Job: Collect all lines from the listing that include the string "files".

Data records
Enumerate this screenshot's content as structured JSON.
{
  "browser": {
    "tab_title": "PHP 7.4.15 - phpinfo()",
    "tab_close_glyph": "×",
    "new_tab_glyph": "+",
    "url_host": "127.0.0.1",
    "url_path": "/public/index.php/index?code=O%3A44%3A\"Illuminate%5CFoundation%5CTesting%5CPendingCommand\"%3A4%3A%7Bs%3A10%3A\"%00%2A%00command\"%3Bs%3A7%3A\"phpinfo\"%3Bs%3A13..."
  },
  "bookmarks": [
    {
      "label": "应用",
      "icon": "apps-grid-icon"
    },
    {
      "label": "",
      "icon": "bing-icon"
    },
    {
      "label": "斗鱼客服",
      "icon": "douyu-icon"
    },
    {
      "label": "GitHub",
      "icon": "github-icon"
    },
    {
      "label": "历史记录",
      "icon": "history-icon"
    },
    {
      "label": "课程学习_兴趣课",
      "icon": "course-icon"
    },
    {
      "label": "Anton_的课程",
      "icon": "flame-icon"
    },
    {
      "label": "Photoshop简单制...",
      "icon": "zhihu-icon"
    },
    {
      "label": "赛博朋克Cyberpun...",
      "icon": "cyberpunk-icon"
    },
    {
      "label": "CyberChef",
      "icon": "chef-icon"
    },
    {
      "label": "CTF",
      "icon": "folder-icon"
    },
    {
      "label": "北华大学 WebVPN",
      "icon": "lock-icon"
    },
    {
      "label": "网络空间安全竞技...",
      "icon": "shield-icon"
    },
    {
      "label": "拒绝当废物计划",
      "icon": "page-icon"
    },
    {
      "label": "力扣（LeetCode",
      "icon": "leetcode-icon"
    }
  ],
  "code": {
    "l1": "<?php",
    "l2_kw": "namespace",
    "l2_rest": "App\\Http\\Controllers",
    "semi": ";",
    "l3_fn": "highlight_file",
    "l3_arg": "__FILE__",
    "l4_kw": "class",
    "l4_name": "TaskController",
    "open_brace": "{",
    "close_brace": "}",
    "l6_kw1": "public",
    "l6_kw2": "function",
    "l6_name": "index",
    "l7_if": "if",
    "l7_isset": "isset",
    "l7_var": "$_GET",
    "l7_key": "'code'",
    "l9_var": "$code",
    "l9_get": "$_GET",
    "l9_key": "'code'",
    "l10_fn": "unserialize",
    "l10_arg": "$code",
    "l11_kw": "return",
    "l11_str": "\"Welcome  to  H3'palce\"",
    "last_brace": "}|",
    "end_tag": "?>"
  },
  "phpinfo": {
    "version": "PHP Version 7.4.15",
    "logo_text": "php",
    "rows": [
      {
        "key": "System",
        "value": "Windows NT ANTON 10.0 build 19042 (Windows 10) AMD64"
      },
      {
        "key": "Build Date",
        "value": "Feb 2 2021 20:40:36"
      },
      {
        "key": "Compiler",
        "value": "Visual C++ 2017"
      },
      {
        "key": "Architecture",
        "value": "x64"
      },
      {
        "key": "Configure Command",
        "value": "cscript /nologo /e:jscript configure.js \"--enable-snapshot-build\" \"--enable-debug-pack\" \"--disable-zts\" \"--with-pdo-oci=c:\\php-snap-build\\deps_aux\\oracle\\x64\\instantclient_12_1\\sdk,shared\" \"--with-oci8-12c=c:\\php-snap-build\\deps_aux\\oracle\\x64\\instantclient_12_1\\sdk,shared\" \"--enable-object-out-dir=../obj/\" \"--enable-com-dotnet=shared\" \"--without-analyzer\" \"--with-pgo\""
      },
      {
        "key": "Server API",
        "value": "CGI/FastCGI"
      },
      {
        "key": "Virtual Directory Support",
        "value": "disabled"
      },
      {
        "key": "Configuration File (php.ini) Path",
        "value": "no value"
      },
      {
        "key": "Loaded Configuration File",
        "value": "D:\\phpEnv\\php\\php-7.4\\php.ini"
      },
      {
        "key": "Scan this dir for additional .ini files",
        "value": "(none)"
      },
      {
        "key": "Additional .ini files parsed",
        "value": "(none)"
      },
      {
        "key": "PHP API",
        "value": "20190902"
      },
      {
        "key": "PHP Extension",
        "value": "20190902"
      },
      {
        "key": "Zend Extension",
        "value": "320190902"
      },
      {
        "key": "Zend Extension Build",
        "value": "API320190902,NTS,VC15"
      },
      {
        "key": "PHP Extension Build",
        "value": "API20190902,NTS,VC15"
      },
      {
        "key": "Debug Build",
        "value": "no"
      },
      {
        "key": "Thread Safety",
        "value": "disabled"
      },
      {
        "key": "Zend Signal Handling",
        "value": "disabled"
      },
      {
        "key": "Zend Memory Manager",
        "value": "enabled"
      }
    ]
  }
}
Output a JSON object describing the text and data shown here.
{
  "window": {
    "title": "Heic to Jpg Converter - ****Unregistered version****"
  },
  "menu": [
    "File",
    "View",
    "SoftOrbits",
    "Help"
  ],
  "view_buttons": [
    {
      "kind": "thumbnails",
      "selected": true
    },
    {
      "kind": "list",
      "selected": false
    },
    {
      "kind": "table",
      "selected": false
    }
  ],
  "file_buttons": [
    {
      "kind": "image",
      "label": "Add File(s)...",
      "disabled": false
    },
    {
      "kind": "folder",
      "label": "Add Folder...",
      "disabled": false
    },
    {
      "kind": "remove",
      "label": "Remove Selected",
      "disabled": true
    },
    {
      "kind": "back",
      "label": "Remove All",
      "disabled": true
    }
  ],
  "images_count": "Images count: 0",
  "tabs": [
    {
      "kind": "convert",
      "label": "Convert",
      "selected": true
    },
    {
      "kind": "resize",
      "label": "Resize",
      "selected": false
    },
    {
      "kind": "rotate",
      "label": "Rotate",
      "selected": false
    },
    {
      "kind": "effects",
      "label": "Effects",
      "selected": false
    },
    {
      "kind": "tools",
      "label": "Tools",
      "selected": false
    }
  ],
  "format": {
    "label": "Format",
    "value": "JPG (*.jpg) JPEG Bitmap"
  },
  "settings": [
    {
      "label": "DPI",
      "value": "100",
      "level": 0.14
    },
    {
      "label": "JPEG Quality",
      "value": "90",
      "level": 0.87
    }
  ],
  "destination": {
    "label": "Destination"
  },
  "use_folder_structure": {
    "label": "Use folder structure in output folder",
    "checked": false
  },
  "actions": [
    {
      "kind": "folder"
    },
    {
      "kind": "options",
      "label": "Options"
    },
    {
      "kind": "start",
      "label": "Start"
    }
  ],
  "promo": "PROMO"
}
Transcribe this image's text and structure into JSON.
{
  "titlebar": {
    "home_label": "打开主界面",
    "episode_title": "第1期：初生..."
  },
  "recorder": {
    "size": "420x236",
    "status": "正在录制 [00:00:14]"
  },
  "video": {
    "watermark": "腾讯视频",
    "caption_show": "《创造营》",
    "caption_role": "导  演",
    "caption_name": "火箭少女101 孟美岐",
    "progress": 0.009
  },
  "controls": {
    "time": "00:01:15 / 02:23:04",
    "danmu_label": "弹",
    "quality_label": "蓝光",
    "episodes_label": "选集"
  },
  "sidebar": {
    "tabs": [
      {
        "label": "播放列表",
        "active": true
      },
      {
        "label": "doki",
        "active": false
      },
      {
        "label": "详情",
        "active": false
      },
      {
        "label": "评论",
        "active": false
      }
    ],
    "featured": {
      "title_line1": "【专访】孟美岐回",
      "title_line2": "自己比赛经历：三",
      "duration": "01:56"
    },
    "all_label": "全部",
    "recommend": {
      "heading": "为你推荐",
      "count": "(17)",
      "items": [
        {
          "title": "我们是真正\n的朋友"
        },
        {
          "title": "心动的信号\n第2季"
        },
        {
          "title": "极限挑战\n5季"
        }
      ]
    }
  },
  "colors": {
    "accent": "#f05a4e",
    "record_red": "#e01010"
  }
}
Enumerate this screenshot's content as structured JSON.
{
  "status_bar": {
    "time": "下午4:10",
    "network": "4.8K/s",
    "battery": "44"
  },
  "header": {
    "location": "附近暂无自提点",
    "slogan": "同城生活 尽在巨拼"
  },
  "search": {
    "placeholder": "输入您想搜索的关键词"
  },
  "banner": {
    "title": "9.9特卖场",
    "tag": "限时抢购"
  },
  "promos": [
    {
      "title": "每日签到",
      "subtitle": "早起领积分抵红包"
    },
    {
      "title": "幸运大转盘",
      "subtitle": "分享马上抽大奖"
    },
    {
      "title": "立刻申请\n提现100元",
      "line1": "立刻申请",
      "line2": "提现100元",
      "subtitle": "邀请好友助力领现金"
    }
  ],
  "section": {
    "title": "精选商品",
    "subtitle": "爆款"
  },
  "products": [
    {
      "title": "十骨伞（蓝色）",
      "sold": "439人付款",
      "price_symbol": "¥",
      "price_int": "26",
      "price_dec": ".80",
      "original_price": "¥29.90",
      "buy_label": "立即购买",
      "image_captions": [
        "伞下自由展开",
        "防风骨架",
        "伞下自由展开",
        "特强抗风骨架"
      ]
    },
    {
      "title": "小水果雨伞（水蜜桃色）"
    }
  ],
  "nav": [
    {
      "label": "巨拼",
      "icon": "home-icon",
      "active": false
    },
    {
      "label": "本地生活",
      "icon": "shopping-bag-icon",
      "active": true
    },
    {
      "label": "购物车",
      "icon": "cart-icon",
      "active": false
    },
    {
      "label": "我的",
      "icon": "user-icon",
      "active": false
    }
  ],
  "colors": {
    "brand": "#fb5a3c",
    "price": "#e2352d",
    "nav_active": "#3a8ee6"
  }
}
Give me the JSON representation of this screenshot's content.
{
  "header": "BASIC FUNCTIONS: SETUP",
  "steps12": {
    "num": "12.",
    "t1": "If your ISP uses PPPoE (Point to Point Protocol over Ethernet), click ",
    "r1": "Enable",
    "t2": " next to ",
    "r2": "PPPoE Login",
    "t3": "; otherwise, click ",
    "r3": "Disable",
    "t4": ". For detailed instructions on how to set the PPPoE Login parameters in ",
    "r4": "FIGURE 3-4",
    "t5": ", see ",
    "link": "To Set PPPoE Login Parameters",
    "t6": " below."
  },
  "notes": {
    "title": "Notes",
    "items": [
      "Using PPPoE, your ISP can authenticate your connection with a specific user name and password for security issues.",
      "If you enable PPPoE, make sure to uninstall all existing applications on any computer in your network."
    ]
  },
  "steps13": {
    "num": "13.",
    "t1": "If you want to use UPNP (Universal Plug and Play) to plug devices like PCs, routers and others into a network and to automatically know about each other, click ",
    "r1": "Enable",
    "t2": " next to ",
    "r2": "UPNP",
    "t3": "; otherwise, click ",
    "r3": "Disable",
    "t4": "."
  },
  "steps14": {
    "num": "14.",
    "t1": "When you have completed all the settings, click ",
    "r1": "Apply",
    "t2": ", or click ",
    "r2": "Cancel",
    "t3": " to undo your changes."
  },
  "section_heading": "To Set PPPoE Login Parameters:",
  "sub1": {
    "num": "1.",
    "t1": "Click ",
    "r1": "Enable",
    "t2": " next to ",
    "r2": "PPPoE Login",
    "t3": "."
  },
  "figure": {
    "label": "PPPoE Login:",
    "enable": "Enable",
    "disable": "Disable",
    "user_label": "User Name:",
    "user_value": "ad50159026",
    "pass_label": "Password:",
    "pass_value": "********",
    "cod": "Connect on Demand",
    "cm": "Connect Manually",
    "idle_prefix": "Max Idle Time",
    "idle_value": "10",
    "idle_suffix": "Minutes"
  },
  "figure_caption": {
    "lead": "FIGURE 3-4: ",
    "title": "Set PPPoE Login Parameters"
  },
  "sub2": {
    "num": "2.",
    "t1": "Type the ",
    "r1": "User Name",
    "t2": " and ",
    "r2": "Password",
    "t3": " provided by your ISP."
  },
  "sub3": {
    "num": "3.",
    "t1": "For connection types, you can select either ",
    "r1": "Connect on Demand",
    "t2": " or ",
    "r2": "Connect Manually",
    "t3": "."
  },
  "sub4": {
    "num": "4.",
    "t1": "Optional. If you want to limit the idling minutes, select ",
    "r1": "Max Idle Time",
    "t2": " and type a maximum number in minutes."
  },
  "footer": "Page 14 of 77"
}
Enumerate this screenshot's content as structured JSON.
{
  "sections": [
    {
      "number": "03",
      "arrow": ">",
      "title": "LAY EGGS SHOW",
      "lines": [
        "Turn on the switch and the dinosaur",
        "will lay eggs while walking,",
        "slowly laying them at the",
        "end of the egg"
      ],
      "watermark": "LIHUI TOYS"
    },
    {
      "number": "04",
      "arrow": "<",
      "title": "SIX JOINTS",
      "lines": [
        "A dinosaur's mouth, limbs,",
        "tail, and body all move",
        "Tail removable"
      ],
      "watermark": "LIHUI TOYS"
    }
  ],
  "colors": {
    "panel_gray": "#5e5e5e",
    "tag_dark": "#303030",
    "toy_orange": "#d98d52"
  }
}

Answer to the problem:
        "key": "Scan this dir for additional .ini files",
        "key": "Additional .ini files parsed",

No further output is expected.